_GOAL OF THE EXERCISE_
Select each line where the word "Sorg" appears.

_Recorded data_
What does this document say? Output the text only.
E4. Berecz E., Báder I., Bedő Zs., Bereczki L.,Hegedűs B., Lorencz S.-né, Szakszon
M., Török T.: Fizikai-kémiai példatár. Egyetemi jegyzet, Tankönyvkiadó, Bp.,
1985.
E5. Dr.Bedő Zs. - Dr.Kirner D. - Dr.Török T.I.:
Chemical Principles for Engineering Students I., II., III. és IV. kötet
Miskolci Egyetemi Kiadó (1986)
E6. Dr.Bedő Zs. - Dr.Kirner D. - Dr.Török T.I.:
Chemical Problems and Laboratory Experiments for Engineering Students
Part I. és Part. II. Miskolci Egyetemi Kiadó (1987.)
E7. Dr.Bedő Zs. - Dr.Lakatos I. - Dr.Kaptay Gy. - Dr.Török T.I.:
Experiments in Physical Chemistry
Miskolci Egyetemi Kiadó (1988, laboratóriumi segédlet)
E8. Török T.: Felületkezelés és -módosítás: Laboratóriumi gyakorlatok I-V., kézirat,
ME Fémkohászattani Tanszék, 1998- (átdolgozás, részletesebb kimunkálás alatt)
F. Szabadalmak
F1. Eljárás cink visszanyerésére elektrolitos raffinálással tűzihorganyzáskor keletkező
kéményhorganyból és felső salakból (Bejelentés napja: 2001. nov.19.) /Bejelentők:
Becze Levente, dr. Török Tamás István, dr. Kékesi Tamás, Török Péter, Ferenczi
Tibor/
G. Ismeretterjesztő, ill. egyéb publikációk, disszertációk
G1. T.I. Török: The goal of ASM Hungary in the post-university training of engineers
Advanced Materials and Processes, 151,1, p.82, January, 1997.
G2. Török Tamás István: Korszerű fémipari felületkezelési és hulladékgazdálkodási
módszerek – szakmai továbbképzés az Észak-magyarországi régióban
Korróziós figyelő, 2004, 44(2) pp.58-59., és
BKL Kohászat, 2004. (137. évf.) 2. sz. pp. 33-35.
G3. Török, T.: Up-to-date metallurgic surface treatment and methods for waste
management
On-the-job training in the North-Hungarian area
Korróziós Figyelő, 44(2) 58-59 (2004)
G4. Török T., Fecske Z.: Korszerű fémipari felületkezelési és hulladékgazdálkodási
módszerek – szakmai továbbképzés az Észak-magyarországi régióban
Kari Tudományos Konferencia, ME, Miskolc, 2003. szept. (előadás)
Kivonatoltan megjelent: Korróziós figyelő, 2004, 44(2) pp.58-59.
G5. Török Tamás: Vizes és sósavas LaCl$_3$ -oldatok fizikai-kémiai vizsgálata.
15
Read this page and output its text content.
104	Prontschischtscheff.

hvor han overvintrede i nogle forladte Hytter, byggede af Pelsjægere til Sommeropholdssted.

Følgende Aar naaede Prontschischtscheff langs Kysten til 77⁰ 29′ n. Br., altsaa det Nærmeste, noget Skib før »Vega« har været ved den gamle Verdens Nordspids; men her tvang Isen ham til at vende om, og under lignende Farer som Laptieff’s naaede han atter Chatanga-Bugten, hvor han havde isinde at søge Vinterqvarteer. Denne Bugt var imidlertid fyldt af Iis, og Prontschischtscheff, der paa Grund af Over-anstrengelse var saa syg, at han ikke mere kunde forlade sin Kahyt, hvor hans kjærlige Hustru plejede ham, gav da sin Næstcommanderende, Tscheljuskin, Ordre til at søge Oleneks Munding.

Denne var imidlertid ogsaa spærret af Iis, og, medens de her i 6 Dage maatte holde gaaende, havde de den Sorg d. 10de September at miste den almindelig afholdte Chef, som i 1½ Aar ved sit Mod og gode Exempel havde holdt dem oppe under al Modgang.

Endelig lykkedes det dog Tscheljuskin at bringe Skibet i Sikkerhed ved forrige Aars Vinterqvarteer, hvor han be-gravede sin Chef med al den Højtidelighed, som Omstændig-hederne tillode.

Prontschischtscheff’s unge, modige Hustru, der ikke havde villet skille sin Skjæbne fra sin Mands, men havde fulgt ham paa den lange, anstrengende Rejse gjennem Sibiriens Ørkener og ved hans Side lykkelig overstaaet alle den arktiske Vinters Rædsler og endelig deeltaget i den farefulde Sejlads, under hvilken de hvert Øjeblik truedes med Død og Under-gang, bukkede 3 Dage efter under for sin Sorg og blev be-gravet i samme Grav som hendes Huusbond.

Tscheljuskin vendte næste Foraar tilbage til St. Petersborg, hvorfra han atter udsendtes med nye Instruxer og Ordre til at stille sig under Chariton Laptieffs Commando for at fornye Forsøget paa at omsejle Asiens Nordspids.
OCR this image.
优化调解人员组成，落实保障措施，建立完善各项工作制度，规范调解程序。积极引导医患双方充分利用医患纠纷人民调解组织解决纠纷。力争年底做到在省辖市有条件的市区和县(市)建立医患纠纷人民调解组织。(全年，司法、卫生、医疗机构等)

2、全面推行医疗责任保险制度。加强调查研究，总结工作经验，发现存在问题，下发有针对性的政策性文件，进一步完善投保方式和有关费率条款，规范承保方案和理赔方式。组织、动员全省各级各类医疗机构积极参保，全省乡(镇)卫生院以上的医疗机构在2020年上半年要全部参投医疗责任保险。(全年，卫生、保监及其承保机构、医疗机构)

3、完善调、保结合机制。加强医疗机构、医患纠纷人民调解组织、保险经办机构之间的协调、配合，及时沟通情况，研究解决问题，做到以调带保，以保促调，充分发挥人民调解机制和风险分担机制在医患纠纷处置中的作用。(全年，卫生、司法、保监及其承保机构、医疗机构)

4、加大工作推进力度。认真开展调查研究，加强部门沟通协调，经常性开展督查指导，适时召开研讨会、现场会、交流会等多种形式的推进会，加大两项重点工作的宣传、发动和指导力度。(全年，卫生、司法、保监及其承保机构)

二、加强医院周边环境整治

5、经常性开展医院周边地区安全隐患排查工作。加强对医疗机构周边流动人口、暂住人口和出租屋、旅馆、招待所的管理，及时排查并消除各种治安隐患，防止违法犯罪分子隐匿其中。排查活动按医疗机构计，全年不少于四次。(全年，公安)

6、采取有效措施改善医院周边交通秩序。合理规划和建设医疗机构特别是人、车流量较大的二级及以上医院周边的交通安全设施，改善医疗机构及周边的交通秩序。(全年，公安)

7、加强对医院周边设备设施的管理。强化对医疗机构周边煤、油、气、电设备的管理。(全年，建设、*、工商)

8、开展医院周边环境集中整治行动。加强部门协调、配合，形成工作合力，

_OUTPUT FOR THIS EXERCISE_
Denne var imidlertid ogsaa spærret af Iis, og, medens de her i 6 Dage maatte holde gaaende, havde de den Sorg d. 10de September at miste den almindelig afholdte Chef, som i 1½ Aar ved sit Mod og gode Exempel havde holdt dem oppe under al Modgang.
Prontschischtscheff’s unge, modige Hustru, der ikke havde villet skille sin Skjæbne fra sin Mands, men havde fulgt ham paa den lange, anstrengende Rejse gjennem Sibiriens Ørkener og ved hans Side lykkelig overstaaet alle den arktiske Vinters Rædsler og endelig deeltaget i den farefulde Sejlads, under hvilken de hvert Øjeblik truedes med Død og Under-gang, bukkede 3 Dage efter under for sin Sorg og blev be-gravet i samme Grav som hendes Huusbond.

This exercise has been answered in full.